**Task description**
Take each line that has the word "Scale" and return it.

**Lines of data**
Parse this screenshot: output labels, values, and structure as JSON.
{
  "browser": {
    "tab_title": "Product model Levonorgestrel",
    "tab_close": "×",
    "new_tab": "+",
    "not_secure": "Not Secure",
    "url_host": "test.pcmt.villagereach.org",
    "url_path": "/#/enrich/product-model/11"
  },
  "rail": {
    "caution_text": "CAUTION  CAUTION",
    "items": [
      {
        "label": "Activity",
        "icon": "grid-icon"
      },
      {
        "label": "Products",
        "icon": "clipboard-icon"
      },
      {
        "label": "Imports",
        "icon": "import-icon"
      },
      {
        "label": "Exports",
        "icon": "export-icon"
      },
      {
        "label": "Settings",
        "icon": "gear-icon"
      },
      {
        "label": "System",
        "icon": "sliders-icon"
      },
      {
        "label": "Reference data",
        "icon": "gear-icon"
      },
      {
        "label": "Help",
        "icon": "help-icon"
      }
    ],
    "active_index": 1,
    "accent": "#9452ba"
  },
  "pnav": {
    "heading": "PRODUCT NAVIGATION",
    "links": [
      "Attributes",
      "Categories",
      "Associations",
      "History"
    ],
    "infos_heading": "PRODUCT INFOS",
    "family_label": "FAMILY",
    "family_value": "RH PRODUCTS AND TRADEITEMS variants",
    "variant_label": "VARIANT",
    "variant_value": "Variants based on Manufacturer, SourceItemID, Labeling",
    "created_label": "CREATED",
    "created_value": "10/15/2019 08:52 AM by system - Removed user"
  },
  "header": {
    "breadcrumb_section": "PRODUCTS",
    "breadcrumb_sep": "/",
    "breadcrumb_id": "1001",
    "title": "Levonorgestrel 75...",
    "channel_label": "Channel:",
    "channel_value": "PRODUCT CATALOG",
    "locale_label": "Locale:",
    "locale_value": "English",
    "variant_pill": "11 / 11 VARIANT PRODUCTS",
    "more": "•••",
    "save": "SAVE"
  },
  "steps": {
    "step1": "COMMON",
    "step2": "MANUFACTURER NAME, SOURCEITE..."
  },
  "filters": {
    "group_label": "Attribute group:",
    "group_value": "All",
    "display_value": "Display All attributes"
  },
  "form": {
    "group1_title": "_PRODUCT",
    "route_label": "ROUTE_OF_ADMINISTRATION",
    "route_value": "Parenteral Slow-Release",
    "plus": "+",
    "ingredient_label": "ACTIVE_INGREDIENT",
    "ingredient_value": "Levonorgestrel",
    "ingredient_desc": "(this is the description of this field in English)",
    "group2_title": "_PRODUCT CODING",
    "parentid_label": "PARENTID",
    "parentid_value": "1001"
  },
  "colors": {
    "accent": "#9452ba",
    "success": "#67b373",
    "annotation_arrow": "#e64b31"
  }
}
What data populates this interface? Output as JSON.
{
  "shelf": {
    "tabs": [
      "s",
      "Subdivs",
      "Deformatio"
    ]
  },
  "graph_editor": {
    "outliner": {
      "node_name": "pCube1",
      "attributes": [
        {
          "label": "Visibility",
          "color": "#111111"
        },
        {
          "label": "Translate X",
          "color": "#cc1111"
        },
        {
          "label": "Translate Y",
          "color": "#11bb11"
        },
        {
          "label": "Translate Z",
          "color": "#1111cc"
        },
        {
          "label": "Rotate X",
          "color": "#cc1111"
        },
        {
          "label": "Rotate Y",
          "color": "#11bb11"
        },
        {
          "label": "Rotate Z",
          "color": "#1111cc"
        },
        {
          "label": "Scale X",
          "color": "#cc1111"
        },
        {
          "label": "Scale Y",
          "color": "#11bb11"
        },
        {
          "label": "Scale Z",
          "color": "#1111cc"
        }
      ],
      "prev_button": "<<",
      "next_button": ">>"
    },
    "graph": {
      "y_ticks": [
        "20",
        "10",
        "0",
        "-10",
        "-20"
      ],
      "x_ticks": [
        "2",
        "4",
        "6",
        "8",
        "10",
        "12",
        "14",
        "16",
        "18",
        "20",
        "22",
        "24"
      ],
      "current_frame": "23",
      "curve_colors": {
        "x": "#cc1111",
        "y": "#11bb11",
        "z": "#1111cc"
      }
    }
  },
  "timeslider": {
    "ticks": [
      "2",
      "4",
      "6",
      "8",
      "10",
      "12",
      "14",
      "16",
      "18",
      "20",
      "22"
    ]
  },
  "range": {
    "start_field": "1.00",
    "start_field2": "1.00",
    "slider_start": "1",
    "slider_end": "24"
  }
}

**Result of this task**
          "label": "Scale X",
          "label": "Scale Y",
          "label": "Scale Z",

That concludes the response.